• [EXERCISE DIRECTIONS]: Gather up the lines with the word "Tilburg" in them.

[Dataset records]
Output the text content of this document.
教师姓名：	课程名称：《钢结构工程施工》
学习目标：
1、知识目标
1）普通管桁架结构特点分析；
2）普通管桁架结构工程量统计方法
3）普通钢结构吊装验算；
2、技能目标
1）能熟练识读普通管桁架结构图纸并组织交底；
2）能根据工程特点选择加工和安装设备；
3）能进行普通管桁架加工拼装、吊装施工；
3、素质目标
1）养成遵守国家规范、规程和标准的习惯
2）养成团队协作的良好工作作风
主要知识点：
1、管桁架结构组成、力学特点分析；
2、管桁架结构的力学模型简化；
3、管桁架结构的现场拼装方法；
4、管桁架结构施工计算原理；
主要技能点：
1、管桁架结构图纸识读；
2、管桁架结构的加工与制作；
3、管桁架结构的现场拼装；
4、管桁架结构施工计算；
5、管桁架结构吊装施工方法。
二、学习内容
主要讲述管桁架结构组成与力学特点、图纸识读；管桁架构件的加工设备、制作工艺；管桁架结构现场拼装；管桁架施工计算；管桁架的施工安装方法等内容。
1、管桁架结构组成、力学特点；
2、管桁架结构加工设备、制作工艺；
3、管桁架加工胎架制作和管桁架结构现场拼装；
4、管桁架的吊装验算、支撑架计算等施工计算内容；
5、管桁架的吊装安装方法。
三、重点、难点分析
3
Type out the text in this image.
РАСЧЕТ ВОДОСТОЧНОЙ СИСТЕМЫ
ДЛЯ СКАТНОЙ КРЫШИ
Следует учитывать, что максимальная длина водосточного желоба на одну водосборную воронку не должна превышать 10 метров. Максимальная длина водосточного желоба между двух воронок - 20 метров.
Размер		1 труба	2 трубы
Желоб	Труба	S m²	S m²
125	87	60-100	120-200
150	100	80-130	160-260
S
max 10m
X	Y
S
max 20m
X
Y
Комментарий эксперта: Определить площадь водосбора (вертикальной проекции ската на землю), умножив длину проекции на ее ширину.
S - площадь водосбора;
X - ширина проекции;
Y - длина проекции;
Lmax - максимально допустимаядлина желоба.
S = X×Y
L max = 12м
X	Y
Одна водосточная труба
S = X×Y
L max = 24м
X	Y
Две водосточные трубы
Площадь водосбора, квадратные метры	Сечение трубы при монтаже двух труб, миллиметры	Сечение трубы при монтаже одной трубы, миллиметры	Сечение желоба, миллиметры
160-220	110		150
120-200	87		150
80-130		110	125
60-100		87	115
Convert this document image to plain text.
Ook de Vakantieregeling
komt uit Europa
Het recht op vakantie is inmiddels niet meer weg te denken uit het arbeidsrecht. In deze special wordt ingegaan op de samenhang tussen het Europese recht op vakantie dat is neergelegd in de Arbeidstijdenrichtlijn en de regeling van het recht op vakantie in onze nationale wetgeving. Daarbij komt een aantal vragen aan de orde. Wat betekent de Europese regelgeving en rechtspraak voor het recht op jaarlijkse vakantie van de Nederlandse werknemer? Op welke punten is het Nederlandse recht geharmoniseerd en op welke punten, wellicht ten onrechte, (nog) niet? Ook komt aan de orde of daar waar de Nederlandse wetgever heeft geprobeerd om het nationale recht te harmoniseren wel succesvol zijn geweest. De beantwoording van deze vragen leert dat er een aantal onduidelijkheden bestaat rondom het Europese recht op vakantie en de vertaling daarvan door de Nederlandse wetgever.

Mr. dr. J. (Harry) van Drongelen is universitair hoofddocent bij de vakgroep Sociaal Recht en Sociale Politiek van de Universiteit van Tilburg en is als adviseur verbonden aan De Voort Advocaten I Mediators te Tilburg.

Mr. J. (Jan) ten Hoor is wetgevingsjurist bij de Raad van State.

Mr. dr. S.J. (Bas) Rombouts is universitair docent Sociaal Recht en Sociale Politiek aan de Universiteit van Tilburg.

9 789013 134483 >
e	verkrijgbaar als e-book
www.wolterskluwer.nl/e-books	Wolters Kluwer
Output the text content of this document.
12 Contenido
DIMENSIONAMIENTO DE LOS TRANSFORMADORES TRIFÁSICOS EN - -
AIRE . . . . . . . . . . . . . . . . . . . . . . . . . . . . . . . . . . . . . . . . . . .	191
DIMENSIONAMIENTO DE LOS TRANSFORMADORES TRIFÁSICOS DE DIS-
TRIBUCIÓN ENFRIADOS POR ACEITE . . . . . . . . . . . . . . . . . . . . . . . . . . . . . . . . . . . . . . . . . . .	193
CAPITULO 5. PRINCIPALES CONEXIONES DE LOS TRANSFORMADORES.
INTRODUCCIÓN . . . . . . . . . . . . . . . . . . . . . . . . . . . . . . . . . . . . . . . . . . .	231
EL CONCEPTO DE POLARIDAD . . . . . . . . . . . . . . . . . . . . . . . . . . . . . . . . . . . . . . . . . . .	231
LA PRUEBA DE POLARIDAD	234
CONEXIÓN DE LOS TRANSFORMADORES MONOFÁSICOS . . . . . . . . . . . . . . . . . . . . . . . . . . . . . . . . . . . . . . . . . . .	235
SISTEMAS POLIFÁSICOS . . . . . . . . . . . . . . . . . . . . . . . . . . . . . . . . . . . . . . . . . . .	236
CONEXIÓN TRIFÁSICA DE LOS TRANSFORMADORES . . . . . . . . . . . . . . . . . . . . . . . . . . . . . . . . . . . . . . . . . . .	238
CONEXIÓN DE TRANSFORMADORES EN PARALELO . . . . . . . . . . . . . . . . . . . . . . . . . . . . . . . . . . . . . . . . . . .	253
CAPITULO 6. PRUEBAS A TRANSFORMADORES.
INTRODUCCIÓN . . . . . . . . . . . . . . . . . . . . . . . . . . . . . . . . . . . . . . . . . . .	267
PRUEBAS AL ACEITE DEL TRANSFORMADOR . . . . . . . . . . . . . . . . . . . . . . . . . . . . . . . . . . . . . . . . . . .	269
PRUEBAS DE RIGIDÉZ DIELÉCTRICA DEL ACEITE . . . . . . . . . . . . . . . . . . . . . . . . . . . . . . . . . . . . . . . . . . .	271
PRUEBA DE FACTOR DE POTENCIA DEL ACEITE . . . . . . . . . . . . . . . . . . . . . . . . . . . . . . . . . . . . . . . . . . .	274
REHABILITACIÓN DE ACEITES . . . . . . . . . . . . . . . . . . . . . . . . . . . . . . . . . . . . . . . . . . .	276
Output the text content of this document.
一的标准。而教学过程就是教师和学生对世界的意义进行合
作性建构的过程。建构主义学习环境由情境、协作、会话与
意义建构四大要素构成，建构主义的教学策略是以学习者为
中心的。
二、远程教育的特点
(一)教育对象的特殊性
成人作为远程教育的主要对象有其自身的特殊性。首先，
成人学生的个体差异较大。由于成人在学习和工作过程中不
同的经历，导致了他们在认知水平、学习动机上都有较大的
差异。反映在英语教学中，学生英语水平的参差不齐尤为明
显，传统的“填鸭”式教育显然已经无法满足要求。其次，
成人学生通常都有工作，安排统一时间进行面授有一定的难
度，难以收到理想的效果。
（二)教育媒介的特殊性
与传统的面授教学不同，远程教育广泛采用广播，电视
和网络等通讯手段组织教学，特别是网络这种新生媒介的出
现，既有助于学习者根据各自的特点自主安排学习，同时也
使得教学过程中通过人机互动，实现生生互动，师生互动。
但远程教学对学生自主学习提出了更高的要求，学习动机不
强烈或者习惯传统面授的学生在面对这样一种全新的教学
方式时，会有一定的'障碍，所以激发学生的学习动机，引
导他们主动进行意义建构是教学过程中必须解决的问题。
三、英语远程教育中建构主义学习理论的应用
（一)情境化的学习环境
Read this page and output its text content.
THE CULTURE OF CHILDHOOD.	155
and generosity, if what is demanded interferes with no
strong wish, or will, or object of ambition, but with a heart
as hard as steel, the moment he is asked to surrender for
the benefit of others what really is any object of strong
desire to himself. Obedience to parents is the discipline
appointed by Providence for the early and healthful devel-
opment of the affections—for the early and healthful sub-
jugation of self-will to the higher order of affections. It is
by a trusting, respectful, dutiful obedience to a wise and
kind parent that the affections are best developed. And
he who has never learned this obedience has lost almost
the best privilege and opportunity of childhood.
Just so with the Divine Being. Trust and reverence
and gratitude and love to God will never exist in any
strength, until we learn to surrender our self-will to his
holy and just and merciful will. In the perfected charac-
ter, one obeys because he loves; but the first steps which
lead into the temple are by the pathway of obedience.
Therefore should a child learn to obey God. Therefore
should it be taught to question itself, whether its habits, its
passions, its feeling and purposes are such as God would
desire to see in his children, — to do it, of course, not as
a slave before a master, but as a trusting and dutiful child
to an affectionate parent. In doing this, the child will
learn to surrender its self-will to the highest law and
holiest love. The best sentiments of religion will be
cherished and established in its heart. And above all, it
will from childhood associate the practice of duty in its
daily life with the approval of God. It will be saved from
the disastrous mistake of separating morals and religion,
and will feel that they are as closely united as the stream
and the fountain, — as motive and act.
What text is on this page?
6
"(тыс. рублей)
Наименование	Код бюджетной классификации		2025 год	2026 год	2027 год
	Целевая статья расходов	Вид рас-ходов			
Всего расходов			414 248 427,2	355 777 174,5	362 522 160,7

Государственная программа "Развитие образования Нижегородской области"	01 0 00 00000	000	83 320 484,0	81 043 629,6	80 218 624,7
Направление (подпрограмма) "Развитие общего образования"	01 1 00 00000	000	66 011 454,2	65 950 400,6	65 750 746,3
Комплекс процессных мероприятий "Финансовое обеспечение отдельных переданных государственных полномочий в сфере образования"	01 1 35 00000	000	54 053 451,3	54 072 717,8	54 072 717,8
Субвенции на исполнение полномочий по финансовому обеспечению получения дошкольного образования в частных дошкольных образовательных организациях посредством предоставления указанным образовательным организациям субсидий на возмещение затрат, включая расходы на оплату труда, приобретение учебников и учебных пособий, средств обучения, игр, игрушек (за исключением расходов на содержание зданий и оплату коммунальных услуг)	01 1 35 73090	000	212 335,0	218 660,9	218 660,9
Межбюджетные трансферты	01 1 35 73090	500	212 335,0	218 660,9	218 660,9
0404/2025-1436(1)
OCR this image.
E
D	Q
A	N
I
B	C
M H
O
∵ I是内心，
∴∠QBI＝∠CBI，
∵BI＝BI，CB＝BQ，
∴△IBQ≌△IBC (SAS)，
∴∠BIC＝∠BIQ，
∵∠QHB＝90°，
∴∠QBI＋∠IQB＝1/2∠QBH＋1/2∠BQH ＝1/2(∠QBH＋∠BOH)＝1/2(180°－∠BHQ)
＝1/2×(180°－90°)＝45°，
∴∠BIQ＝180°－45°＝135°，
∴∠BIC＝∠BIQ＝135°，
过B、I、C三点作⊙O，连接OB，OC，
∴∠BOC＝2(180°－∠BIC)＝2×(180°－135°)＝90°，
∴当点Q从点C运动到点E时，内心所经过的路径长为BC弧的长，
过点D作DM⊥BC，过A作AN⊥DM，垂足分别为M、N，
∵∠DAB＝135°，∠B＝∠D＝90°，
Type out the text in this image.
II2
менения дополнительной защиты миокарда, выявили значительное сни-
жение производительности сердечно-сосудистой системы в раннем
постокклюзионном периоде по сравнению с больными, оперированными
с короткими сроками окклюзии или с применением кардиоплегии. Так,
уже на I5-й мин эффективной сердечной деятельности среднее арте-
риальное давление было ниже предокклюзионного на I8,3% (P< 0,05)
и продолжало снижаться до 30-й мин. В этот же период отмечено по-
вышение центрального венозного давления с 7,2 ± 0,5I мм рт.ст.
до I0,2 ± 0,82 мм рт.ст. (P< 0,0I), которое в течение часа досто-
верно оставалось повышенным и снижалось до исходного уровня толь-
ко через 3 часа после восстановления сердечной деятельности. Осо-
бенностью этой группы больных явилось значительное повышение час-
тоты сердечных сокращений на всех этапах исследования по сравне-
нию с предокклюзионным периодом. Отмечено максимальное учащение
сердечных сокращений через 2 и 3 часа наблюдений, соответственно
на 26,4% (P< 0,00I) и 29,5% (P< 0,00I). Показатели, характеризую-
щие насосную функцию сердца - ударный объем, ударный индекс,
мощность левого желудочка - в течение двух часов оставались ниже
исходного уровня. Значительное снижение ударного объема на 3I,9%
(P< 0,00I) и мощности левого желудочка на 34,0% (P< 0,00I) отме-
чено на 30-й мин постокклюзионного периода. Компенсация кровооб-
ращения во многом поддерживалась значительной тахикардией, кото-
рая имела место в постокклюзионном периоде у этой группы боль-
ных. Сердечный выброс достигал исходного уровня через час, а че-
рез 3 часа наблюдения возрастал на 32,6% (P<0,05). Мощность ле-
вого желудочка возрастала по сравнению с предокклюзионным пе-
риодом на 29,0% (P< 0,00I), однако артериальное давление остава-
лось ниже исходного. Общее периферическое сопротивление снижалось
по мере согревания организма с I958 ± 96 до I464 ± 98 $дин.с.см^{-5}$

• [TASK RESPONSE]:
Mr. dr. J. (Harry) van Drongelen is universitair hoofddocent bij de vakgroep Sociaal Recht en Sociale Politiek van de Universiteit van Tilburg en is als adviseur verbonden aan De Voort Advocaten I Mediators te Tilburg.
Mr. dr. S.J. (Bas) Rombouts is universitair docent Sociaal Recht en Sociale Politiek aan de Universiteit van Tilburg.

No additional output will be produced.